→ **Exercise description**
Copy out each line featuring the string "Output" from the entries beneath.
--- begin ---
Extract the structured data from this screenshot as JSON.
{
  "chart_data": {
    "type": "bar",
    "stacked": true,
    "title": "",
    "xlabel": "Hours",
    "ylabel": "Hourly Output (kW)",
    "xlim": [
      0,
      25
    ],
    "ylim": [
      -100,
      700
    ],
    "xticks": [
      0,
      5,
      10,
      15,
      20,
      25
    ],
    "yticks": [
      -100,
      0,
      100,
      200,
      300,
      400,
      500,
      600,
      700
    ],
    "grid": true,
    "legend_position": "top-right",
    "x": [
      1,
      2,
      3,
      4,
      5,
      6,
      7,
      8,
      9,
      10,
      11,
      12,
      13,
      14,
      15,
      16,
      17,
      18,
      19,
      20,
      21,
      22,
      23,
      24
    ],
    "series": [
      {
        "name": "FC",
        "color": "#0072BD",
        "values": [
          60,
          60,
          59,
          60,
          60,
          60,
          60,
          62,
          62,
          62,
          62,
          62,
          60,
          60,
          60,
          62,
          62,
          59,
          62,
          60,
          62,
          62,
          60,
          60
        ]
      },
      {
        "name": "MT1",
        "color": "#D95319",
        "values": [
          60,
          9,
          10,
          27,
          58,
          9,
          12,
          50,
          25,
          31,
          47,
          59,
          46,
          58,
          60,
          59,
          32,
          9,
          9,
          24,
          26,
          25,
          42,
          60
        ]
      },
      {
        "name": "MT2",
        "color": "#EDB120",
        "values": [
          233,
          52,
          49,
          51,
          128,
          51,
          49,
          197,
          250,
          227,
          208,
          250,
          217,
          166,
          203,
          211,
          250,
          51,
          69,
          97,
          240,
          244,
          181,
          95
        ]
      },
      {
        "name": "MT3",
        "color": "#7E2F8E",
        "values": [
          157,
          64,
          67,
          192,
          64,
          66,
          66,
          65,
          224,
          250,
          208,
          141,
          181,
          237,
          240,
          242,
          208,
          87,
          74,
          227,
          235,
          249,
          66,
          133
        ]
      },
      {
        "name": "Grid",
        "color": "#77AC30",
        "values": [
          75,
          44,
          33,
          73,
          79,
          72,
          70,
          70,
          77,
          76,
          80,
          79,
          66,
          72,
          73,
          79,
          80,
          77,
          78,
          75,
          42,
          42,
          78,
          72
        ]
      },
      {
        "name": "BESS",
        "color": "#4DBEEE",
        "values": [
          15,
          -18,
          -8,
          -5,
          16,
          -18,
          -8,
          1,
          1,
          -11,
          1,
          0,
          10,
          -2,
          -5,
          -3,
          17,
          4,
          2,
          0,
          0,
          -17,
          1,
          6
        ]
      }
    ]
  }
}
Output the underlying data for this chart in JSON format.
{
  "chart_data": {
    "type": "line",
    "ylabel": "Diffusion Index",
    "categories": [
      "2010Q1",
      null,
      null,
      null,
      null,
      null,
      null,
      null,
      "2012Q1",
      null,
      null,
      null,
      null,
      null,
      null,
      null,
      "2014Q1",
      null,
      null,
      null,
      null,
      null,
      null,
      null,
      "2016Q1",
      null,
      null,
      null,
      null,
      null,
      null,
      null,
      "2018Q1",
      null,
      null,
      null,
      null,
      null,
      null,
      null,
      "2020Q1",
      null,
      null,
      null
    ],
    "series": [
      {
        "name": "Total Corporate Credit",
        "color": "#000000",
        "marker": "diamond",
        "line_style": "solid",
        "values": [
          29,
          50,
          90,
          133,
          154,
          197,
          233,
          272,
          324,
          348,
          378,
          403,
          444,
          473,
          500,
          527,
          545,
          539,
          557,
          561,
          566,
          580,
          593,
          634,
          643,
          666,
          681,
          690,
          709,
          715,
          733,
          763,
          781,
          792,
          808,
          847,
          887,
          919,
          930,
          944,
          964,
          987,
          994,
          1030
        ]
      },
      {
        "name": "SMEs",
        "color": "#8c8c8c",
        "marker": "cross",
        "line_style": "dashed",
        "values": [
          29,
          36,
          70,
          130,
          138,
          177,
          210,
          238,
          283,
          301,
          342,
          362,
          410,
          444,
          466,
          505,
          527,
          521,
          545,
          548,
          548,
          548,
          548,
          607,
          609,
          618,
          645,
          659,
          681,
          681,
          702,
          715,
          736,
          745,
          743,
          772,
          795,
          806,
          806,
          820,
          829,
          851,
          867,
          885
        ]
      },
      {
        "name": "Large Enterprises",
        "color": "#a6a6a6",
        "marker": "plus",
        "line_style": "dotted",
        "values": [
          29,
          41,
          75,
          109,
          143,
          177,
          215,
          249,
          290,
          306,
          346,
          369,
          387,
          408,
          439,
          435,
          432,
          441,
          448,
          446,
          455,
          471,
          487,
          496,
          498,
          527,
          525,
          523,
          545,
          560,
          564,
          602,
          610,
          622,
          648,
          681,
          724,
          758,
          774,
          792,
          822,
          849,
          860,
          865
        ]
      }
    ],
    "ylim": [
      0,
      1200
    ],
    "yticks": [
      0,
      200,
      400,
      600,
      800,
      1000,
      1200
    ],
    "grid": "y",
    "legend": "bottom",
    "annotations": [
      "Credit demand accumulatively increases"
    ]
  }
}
--- end ---
→ **Final answer**
    "ylabel": "Hourly Output (kW)",
Output the underlying data for this chart in JSON format.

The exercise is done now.